◆ DIRECTION ◆
Repeat exactly each line of the data provided below.

** Begin MATERIAL PROVIDED **

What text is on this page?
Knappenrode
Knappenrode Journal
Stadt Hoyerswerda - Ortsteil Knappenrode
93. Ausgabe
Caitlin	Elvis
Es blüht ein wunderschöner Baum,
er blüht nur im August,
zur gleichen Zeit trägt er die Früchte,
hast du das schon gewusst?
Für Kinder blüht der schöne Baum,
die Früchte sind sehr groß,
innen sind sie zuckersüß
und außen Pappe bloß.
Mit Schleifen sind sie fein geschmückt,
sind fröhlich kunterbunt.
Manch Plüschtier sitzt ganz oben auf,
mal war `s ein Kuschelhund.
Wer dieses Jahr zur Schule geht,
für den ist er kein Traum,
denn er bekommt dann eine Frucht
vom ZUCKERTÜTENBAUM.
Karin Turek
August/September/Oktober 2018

** End MATERIAL PROVIDED **

◆ PROBLEM SOLUTION ◆
What text is on this page?
Knappenrode
Knappenrode Journal
Stadt Hoyerswerda - Ortsteil Knappenrode
93. Ausgabe
Caitlin	Elvis
Es blüht ein wunderschöner Baum,
er blüht nur im August,
zur gleichen Zeit trägt er die Früchte,
hast du das schon gewusst?
Für Kinder blüht der schöne Baum,
die Früchte sind sehr groß,
innen sind sie zuckersüß
und außen Pappe bloß.
Mit Schleifen sind sie fein geschmückt,
sind fröhlich kunterbunt.
Manch Plüschtier sitzt ganz oben auf,
mal war `s ein Kuschelhund.
Wer dieses Jahr zur Schule geht,
für den ist er kein Traum,
denn er bekommt dann eine Frucht
vom ZUCKERTÜTENBAUM.
Karin Turek
August/September/Oktober 2018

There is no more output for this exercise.